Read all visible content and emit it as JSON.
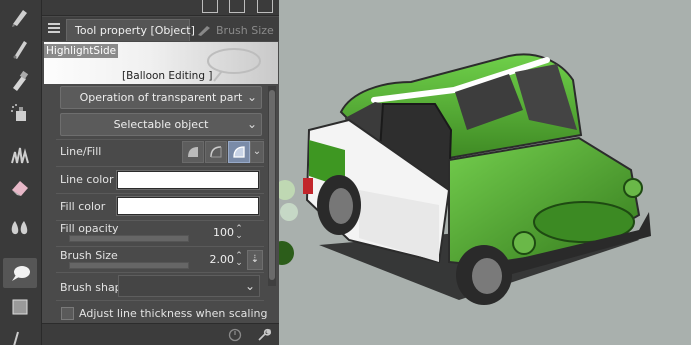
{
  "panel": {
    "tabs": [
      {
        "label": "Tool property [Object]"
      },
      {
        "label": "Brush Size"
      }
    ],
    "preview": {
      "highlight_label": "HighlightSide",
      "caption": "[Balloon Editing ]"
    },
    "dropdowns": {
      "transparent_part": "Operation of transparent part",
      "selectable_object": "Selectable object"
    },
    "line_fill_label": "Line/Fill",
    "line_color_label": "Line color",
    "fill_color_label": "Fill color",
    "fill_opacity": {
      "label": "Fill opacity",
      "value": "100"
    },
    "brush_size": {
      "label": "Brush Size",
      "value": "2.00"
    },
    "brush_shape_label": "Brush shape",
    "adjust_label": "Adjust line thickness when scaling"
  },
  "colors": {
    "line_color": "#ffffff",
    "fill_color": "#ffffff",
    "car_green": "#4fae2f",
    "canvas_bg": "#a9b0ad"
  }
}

================================

# What is expected
Retype everything in the material word for word, minus pictures.

# Problem solution
Read all visible content and emit it as JSON.
{
  "panel": {
    "tabs": [
      {
        "label": "Tool property [Object]"
      },
      {
        "label": "Brush Size"
      }
    ],
    "preview": {
      "highlight_label": "HighlightSide",
      "caption": "[Balloon Editing ]"
    },
    "dropdowns": {
      "transparent_part": "Operation of transparent part",
      "selectable_object": "Selectable object"
    },
    "line_fill_label": "Line/Fill",
    "line_color_label": "Line color",
    "fill_color_label": "Fill color",
    "fill_opacity": {
      "label": "Fill opacity",
      "value": "100"
    },
    "brush_size": {
      "label": "Brush Size",
      "value": "2.00"
    },
    "brush_shape_label": "Brush shape",
    "adjust_label": "Adjust line thickness when scaling"
  },
  "colors": {
    "line_color": "#ffffff",
    "fill_color": "#ffffff",
    "car_green": "#4fae2f",
    "canvas_bg": "#a9b0ad"
  }
}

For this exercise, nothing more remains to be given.